◆ Aim: Update the items between the line holding "Enumerate the UI" and the line holding "chevron-down-icon — [184, 50, 193, 57]", inclusive, changing "option-letter" to "choice-letter" and keeping everything else the same. Leave the pictures out of your answer.

◆ Material provided:
************

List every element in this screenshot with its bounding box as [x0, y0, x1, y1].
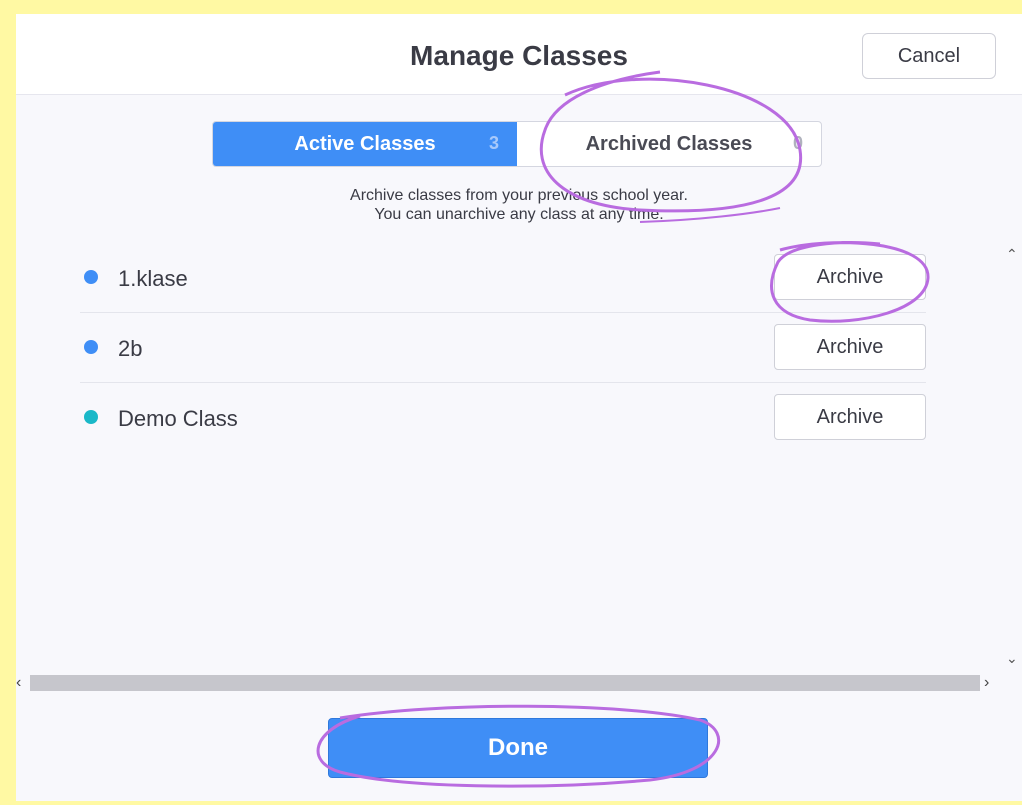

************

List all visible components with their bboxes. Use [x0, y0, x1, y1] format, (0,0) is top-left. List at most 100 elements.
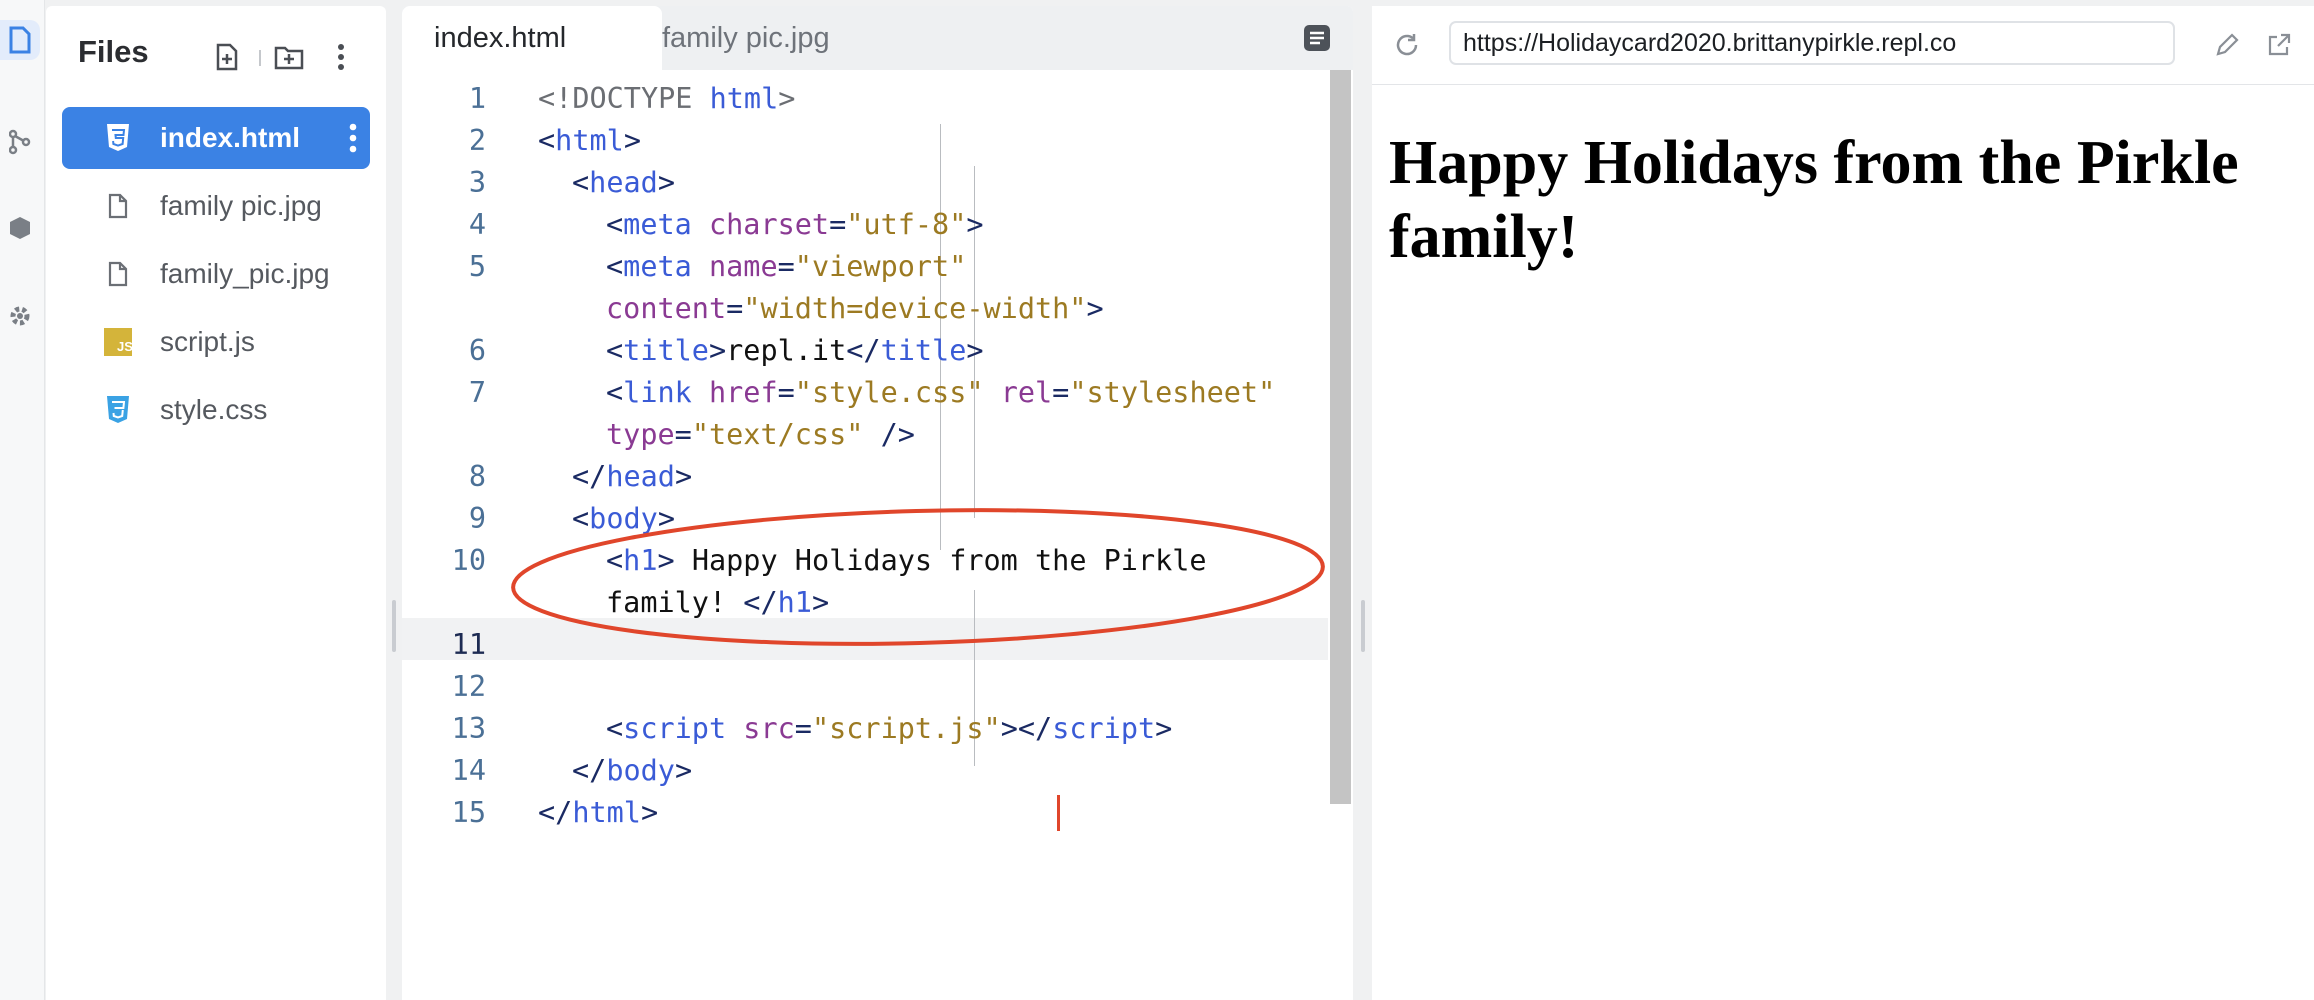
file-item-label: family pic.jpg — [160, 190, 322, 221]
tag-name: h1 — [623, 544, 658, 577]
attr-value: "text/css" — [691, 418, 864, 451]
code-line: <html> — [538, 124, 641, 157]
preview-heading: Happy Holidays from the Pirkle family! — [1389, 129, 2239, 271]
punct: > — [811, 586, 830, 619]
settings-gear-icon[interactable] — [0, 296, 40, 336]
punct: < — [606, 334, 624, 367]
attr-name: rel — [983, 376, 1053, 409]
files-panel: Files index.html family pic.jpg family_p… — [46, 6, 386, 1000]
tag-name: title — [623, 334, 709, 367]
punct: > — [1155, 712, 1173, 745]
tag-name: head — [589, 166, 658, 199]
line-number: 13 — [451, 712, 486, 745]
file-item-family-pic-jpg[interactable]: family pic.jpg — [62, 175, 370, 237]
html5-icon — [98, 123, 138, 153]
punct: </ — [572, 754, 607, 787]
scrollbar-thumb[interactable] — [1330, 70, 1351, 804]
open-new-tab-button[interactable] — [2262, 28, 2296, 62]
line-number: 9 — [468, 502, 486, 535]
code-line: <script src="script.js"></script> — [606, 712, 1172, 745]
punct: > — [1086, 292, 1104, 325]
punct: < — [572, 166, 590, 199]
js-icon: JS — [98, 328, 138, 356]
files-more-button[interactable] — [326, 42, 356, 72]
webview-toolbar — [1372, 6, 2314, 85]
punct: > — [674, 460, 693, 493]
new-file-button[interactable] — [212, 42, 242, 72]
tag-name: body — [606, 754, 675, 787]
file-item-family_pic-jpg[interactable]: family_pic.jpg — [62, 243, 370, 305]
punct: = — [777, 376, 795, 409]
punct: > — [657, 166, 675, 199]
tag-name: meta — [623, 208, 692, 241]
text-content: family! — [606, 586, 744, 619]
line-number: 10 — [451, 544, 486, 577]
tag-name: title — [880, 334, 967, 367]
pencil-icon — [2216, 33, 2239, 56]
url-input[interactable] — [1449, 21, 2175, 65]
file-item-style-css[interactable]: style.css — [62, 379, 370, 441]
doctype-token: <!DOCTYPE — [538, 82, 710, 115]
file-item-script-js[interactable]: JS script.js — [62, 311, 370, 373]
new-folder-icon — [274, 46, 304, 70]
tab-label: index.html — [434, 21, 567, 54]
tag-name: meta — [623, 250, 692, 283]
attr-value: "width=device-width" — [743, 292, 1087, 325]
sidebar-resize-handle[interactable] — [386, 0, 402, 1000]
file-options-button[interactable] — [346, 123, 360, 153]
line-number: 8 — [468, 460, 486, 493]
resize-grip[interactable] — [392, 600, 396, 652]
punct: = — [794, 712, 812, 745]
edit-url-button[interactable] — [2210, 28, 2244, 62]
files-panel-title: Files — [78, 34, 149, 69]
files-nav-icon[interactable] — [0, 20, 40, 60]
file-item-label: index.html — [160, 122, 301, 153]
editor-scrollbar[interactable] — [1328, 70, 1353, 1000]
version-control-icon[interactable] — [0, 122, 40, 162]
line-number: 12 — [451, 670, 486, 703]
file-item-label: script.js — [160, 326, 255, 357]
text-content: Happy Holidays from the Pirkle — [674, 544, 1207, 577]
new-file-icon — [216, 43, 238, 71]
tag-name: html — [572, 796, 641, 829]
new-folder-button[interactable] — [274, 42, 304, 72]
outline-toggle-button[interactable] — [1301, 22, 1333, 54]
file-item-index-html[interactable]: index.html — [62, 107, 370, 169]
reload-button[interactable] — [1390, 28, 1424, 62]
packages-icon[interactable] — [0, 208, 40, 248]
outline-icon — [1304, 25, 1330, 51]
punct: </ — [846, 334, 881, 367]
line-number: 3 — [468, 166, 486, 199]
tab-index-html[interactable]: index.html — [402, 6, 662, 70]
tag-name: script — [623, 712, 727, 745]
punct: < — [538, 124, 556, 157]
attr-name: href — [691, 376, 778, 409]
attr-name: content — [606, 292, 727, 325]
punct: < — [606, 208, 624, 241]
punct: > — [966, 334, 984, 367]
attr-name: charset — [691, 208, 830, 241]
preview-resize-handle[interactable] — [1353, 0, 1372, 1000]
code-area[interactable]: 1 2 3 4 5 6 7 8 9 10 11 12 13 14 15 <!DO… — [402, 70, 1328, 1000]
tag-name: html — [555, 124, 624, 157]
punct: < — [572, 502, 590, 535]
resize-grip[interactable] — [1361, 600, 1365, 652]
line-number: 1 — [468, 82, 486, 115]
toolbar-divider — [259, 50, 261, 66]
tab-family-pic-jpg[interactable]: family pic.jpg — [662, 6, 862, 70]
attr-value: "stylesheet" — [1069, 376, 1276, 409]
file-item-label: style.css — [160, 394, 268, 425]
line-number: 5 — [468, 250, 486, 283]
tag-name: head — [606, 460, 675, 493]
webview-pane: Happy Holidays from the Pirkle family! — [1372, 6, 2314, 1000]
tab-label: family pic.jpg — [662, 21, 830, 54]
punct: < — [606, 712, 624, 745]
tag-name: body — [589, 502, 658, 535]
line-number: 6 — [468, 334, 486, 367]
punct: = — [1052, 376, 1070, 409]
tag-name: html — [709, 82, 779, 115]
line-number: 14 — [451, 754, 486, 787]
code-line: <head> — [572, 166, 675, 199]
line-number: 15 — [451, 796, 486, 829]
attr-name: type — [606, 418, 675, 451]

************

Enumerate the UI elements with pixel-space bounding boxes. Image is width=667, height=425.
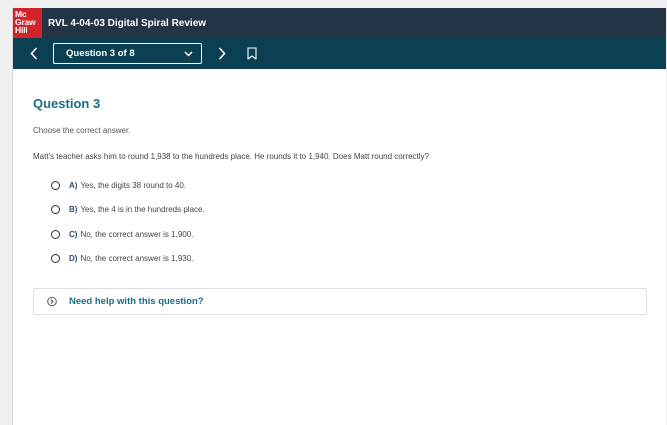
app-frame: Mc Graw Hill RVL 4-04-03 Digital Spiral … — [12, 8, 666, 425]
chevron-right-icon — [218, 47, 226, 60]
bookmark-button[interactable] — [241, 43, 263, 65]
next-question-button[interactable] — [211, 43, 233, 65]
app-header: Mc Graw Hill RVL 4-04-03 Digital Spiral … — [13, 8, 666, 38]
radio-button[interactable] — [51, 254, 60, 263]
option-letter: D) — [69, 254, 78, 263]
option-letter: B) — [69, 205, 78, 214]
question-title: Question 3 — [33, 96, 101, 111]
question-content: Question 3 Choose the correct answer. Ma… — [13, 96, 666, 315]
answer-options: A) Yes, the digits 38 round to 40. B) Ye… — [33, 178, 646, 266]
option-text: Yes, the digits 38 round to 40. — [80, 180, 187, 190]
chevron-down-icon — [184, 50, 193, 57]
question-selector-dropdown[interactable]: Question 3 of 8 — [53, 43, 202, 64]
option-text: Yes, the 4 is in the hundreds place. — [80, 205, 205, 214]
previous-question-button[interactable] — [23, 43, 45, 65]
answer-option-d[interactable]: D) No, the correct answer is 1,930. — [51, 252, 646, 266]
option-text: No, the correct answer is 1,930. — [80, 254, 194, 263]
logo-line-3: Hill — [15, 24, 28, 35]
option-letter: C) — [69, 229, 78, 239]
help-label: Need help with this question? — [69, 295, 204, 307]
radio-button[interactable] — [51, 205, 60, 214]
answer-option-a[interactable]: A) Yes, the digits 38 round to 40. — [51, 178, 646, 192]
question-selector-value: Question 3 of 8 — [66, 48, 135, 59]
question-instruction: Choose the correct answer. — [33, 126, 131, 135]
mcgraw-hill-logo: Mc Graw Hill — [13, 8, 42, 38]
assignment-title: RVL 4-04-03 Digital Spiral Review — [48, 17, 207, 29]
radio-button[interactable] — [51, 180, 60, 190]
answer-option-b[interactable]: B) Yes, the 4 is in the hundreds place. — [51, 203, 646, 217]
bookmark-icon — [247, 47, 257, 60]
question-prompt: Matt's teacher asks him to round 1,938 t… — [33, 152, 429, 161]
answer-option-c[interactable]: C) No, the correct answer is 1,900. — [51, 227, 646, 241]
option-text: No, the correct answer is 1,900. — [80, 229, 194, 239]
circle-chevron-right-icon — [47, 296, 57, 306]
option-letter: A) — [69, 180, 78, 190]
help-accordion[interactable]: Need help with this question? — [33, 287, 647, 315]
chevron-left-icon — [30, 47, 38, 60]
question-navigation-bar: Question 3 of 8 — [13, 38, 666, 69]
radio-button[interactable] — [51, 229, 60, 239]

************

◆ Answer to this task:
Enumerate the UI elements with pixel-space bounding boxes. Image is width=667, height=425.
app-frame: Mc Graw Hill RVL 4-04-03 Digital Spiral … — [12, 8, 666, 425]
chevron-right-icon — [218, 47, 226, 60]
bookmark-button[interactable] — [241, 43, 263, 65]
next-question-button[interactable] — [211, 43, 233, 65]
app-header: Mc Graw Hill RVL 4-04-03 Digital Spiral … — [13, 8, 666, 38]
radio-button[interactable] — [51, 254, 60, 263]
choice-letter: D) — [69, 254, 78, 263]
choice-letter: B) — [69, 205, 78, 214]
question-title: Question 3 — [33, 96, 101, 111]
question-content: Question 3 Choose the correct answer. Ma… — [13, 96, 666, 315]
answer-options: A) Yes, the digits 38 round to 40. B) Ye… — [33, 178, 646, 266]
option-text: Yes, the digits 38 round to 40. — [80, 180, 187, 190]
chevron-down-icon — [184, 50, 193, 57]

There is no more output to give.